Your job is to retype all of the data word for word, leaving every image out.

==============================

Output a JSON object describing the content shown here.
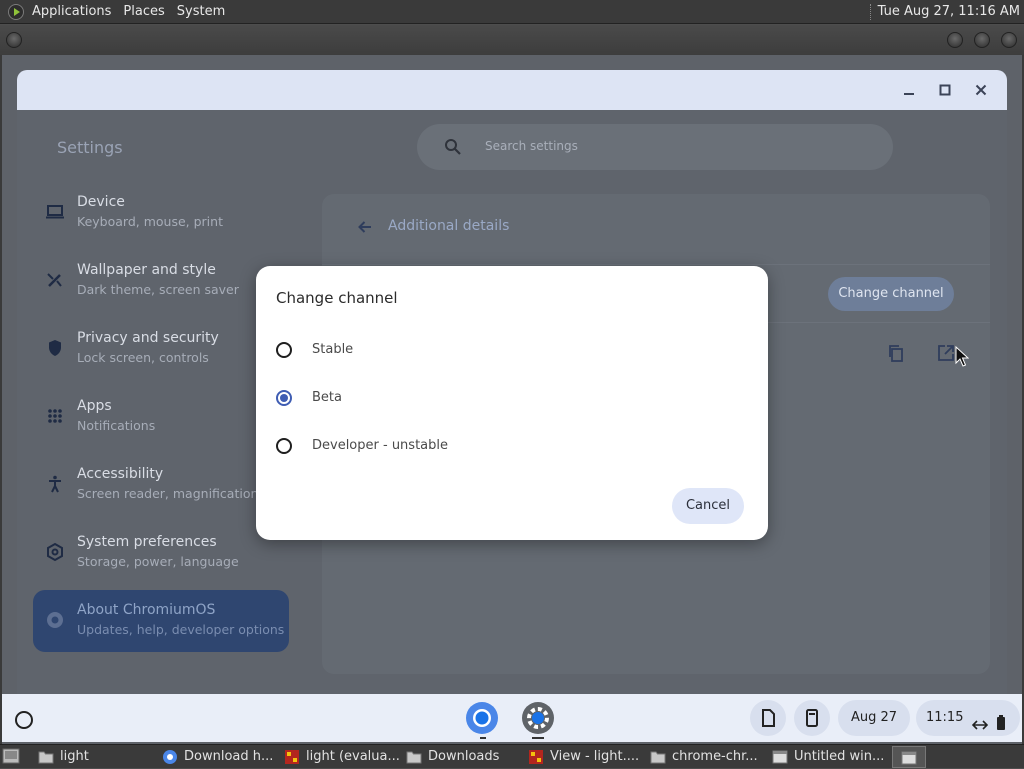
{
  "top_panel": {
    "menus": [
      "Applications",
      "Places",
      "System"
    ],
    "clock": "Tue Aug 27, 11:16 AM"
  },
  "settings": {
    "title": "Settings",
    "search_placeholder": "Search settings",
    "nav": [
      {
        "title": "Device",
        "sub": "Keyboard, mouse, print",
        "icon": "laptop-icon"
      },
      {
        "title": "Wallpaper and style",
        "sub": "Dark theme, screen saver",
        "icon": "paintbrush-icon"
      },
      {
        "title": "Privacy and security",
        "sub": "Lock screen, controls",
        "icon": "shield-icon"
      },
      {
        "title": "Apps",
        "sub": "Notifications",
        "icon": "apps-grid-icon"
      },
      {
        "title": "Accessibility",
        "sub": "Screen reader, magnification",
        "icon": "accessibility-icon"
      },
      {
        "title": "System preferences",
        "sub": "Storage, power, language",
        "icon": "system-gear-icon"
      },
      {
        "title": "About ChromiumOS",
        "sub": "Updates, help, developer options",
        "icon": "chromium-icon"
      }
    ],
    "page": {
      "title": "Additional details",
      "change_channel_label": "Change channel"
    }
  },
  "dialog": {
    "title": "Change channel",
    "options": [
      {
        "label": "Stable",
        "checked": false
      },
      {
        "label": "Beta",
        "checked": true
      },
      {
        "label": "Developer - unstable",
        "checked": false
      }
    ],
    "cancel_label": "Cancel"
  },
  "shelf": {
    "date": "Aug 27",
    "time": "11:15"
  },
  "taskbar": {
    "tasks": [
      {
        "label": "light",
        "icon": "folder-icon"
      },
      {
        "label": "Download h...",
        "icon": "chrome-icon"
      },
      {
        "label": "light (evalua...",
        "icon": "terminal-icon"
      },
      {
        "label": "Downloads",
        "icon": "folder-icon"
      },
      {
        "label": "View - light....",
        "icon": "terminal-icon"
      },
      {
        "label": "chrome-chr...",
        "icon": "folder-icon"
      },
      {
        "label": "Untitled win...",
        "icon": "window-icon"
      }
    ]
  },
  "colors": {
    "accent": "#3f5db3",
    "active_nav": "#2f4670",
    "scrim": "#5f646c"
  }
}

==============================

→ **Solution**
Output a JSON object describing the content shown here.
{
  "top_panel": {
    "menus": [
      "Applications",
      "Places",
      "System"
    ],
    "clock": "Tue Aug 27, 11:16 AM"
  },
  "settings": {
    "title": "Settings",
    "search_placeholder": "Search settings",
    "nav": [
      {
        "title": "Device",
        "sub": "Keyboard, mouse, print",
        "icon": "laptop-icon"
      },
      {
        "title": "Wallpaper and style",
        "sub": "Dark theme, screen saver",
        "icon": "paintbrush-icon"
      },
      {
        "title": "Privacy and security",
        "sub": "Lock screen, controls",
        "icon": "shield-icon"
      },
      {
        "title": "Apps",
        "sub": "Notifications",
        "icon": "apps-grid-icon"
      },
      {
        "title": "Accessibility",
        "sub": "Screen reader, magnification",
        "icon": "accessibility-icon"
      },
      {
        "title": "System preferences",
        "sub": "Storage, power, language",
        "icon": "system-gear-icon"
      },
      {
        "title": "About ChromiumOS",
        "sub": "Updates, help, developer options",
        "icon": "chromium-icon"
      }
    ],
    "page": {
      "title": "Additional details",
      "change_channel_label": "Change channel"
    }
  },
  "dialog": {
    "title": "Change channel",
    "options": [
      {
        "label": "Stable",
        "checked": false
      },
      {
        "label": "Beta",
        "checked": true
      },
      {
        "label": "Developer - unstable",
        "checked": false
      }
    ],
    "cancel_label": "Cancel"
  },
  "shelf": {
    "date": "Aug 27",
    "time": "11:15"
  },
  "taskbar": {
    "tasks": [
      {
        "label": "light",
        "icon": "folder-icon"
      },
      {
        "label": "Download h...",
        "icon": "chrome-icon"
      },
      {
        "label": "light (evalua...",
        "icon": "terminal-icon"
      },
      {
        "label": "Downloads",
        "icon": "folder-icon"
      },
      {
        "label": "View - light....",
        "icon": "terminal-icon"
      },
      {
        "label": "chrome-chr...",
        "icon": "folder-icon"
      },
      {
        "label": "Untitled win...",
        "icon": "window-icon"
      }
    ]
  },
  "colors": {
    "accent": "#3f5db3",
    "active_nav": "#2f4670",
    "scrim": "#5f646c"
  }
}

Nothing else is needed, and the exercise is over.